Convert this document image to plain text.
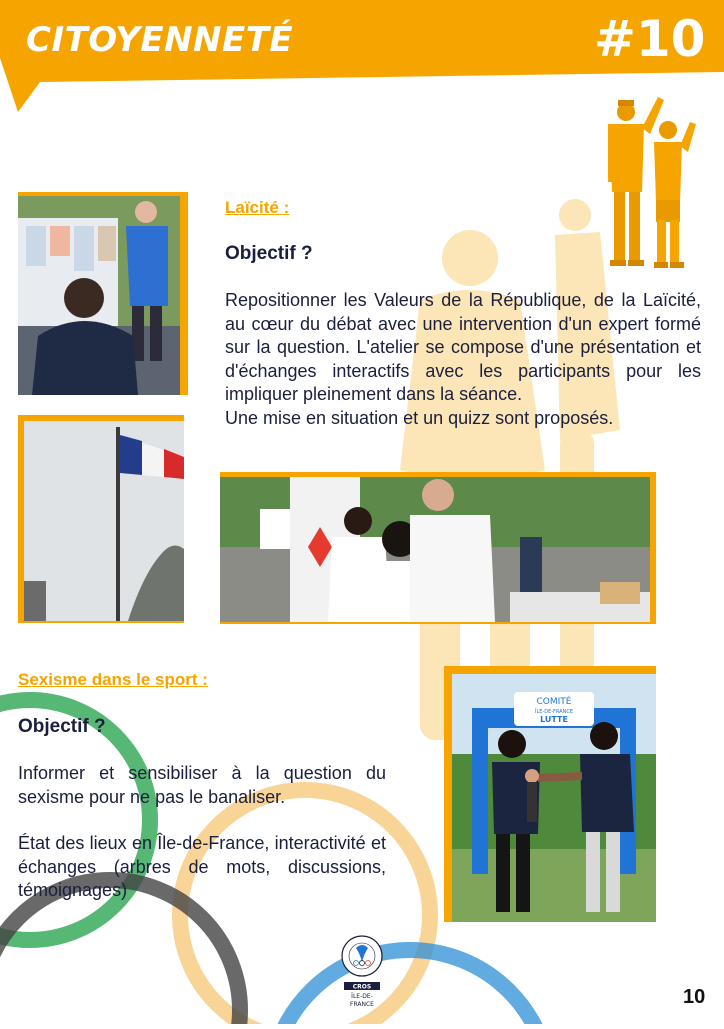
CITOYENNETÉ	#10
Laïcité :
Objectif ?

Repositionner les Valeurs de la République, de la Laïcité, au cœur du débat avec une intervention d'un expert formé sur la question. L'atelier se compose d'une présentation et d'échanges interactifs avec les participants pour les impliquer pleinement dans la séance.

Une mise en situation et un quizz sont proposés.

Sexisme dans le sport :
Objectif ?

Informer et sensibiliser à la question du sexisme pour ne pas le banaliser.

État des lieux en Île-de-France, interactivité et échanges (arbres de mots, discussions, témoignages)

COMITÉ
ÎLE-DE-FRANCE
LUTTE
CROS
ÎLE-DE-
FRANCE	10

^^^^

_Exercise instructions_
Pull out and copy each line containing the string "dans".

_Written solution_
Repositionner les Valeurs de la République, de la Laïcité, au cœur du débat avec une intervention d'un expert formé sur la question. L'atelier se compose d'une présentation et d'échanges interactifs avec les participants pour les impliquer pleinement dans la séance.
Sexisme dans le sport :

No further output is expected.